--- WHAT YOU SHOULD DO ---
All material below is to be reproduced exactly.

# # #

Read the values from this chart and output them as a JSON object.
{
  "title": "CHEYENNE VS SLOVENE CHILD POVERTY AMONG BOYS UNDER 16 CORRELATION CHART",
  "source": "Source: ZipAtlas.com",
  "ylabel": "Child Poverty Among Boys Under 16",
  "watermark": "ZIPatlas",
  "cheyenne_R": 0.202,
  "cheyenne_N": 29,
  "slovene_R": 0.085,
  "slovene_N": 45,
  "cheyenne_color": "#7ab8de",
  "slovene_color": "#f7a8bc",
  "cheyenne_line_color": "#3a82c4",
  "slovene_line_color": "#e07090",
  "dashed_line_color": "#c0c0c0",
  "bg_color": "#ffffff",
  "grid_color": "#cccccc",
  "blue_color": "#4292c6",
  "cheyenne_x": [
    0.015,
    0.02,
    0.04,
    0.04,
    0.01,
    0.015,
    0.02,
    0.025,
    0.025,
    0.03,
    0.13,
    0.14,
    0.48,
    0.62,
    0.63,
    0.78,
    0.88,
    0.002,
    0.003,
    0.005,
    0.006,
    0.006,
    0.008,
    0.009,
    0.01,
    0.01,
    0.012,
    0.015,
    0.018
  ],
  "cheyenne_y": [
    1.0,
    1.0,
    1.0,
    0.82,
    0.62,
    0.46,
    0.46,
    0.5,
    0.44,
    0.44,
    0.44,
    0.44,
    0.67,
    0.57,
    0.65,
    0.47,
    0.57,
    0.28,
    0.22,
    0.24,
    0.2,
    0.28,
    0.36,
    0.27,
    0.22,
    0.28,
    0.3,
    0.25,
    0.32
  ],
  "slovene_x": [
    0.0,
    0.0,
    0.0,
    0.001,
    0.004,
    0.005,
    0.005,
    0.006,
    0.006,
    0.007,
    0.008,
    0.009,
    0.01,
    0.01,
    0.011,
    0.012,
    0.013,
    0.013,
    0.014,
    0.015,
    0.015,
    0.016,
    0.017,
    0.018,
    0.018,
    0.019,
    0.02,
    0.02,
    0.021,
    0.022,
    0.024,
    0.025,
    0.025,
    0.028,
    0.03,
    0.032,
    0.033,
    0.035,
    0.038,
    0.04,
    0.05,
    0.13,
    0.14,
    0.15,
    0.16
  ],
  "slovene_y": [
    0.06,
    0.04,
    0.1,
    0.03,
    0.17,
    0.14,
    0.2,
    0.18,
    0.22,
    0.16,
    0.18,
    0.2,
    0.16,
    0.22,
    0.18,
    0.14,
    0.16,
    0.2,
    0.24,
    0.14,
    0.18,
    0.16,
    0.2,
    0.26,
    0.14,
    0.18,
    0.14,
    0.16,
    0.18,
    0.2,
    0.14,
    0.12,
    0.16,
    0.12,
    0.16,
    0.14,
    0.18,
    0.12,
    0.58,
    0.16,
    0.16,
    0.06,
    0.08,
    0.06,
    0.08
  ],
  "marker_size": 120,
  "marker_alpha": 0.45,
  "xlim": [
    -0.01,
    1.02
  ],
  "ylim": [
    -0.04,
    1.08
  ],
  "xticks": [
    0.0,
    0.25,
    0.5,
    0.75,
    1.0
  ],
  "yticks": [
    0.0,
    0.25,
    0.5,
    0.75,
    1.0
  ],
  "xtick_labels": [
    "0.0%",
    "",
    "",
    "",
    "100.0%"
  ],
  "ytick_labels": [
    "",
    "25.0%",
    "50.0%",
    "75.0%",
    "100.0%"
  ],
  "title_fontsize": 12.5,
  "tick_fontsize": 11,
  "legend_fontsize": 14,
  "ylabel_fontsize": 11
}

# # #

--- SOLUTION TO THE PROBLEM ---
Read the values from this chart and output them as a JSON object.
{
  "title": "CHEYENNE VS SLOVENE CHILD POVERTY AMONG BOYS UNDER 16 CORRELATION CHART",
  "source": "Source: ZipAtlas.com",
  "ylabel": "Child Poverty Among Boys Under 16",
  "watermark": "ZIPatlas",
  "cheyenne_R": 0.202,
  "cheyenne_N": 29,
  "slovene_R": 0.085,
  "slovene_N": 45,
  "cheyenne_color": "#7ab8de",
  "slovene_color": "#f7a8bc",
  "cheyenne_line_color": "#3a82c4",
  "slovene_line_color": "#e07090",
  "dashed_line_color": "#c0c0c0",
  "bg_color": "#ffffff",
  "grid_color": "#cccccc",
  "blue_color": "#4292c6",
  "cheyenne_x": [
    0.015,
    0.02,
    0.04,
    0.04,
    0.01,
    0.015,
    0.02,
    0.025,
    0.025,
    0.03,
    0.13,
    0.14,
    0.48,
    0.62,
    0.63,
    0.78,
    0.88,
    0.002,
    0.003,
    0.005,
    0.006,
    0.006,
    0.008,
    0.009,
    0.01,
    0.01,
    0.012,
    0.015,
    0.018
  ],
  "cheyenne_y": [
    1.0,
    1.0,
    1.0,
    0.82,
    0.62,
    0.46,
    0.46,
    0.5,
    0.44,
    0.44,
    0.44,
    0.44,
    0.67,
    0.57,
    0.65,
    0.47,
    0.57,
    0.28,
    0.22,
    0.24,
    0.2,
    0.28,
    0.36,
    0.27,
    0.22,
    0.28,
    0.3,
    0.25,
    0.32
  ],
  "slovene_x": [
    0.0,
    0.0,
    0.0,
    0.001,
    0.004,
    0.005,
    0.005,
    0.006,
    0.006,
    0.007,
    0.008,
    0.009,
    0.01,
    0.01,
    0.011,
    0.012,
    0.013,
    0.013,
    0.014,
    0.015,
    0.015,
    0.016,
    0.017,
    0.018,
    0.018,
    0.019,
    0.02,
    0.02,
    0.021,
    0.022,
    0.024,
    0.025,
    0.025,
    0.028,
    0.03,
    0.032,
    0.033,
    0.035,
    0.038,
    0.04,
    0.05,
    0.13,
    0.14,
    0.15,
    0.16
  ],
  "slovene_y": [
    0.06,
    0.04,
    0.1,
    0.03,
    0.17,
    0.14,
    0.2,
    0.18,
    0.22,
    0.16,
    0.18,
    0.2,
    0.16,
    0.22,
    0.18,
    0.14,
    0.16,
    0.2,
    0.24,
    0.14,
    0.18,
    0.16,
    0.2,
    0.26,
    0.14,
    0.18,
    0.14,
    0.16,
    0.18,
    0.2,
    0.14,
    0.12,
    0.16,
    0.12,
    0.16,
    0.14,
    0.18,
    0.12,
    0.58,
    0.16,
    0.16,
    0.06,
    0.08,
    0.06,
    0.08
  ],
  "marker_size": 120,
  "marker_alpha": 0.45,
  "xlim": [
    -0.01,
    1.02
  ],
  "ylim": [
    -0.04,
    1.08
  ],
  "xticks": [
    0.0,
    0.25,
    0.5,
    0.75,
    1.0
  ],
  "yticks": [
    0.0,
    0.25,
    0.5,
    0.75,
    1.0
  ],
  "xtick_labels": [
    "0.0%",
    "",
    "",
    "",
    "100.0%"
  ],
  "ytick_labels": [
    "",
    "25.0%",
    "50.0%",
    "75.0%",
    "100.0%"
  ],
  "title_fontsize": 12.5,
  "tick_fontsize": 11,
  "legend_fontsize": 14,
  "ylabel_fontsize": 11
}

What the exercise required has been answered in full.